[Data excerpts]
______

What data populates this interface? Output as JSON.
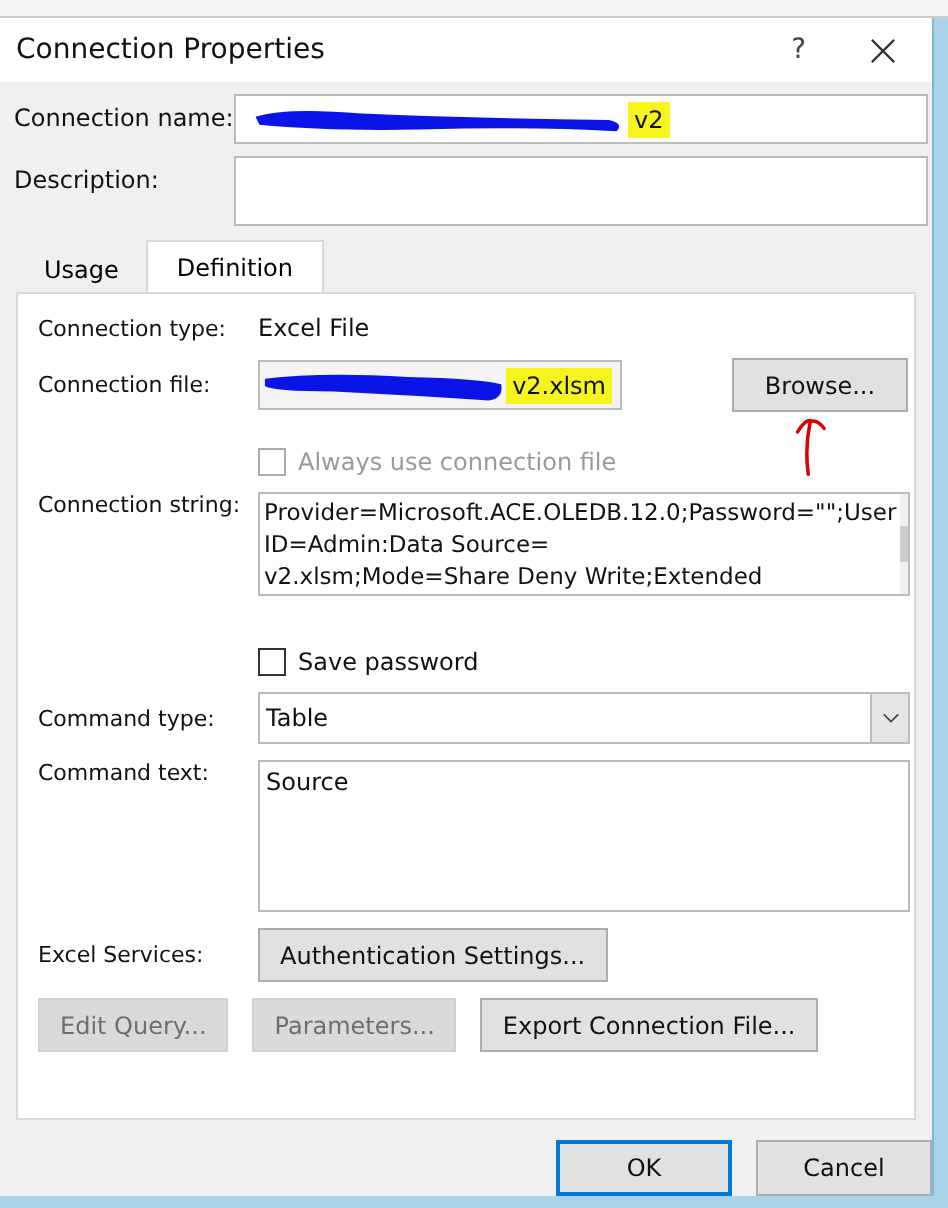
{
  "window": {
    "title": "Connection Properties",
    "help": "?"
  },
  "connection_name": {
    "label": "Connection name:",
    "value": "v2"
  },
  "description": {
    "label": "Description:"
  },
  "tabs": [
    {
      "label": "Usage",
      "selected": false
    },
    {
      "label": "Definition",
      "selected": true
    }
  ],
  "definition": {
    "connection_type": {
      "label": "Connection type:",
      "value": "Excel File"
    },
    "connection_file": {
      "label": "Connection file:",
      "value": "v2.xlsm",
      "button": "Browse..."
    },
    "always_use": {
      "label": "Always use connection file",
      "checked": false,
      "disabled": true
    },
    "connection_string": {
      "label": "Connection string:",
      "lines": [
        "Provider=Microsoft.ACE.OLEDB.12.0;Password=\"\";User",
        "ID=Admin:Data Source=",
        "v2.xlsm;Mode=Share Deny Write;Extended"
      ]
    },
    "save_password": {
      "label": "Save password",
      "checked": false,
      "disabled": false
    },
    "command_type": {
      "label": "Command type:",
      "value": "Table"
    },
    "command_text": {
      "label": "Command text:",
      "value": "Source"
    },
    "excel_services": {
      "label": "Excel Services:",
      "button": "Authentication Settings..."
    },
    "actions": [
      {
        "label": "Edit Query...",
        "disabled": true
      },
      {
        "label": "Parameters...",
        "disabled": true
      },
      {
        "label": "Export Connection File...",
        "disabled": false
      }
    ]
  },
  "buttons": [
    {
      "label": "OK",
      "default": true
    },
    {
      "label": "Cancel",
      "default": false
    }
  ]
}
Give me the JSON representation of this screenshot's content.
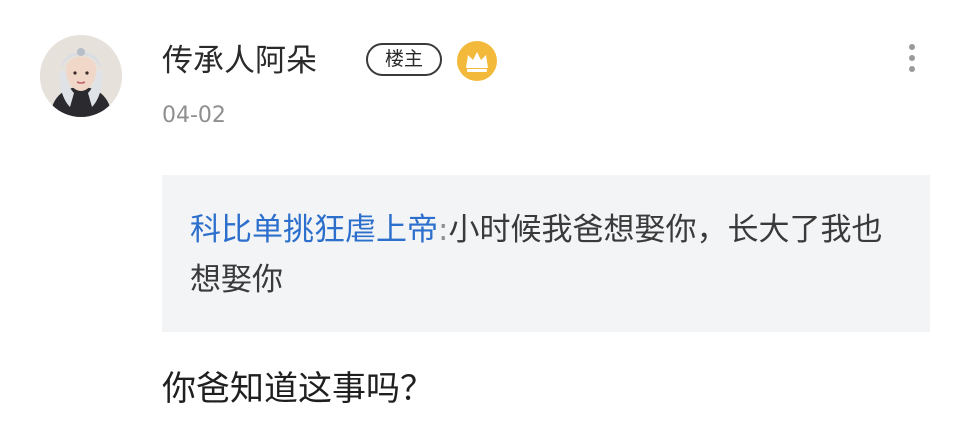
{
  "comment": {
    "author_name": "传承人阿朵",
    "op_badge_label": "楼主",
    "crown_icon": "crown-icon",
    "timestamp": "04-02",
    "more_icon": "more-vertical-icon",
    "avatar": "avatar-image",
    "quote": {
      "author": "科比单挑狂虐上帝",
      "separator": ":",
      "text": "小时候我爸想娶你，长大了我也想娶你"
    },
    "reply_text": "你爸知道这事吗？"
  },
  "colors": {
    "author_link": "#2c6fcc",
    "crown_badge": "#f3b93a",
    "quote_background": "#f3f4f6",
    "timestamp": "#8f8f8f"
  }
}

______

• **Your objective**:
From the entries above, pull out each line that includes "true".

• **Full answer**:
      "selected": true
      "disabled": true
        "disabled": true
        "disabled": true
      "default": true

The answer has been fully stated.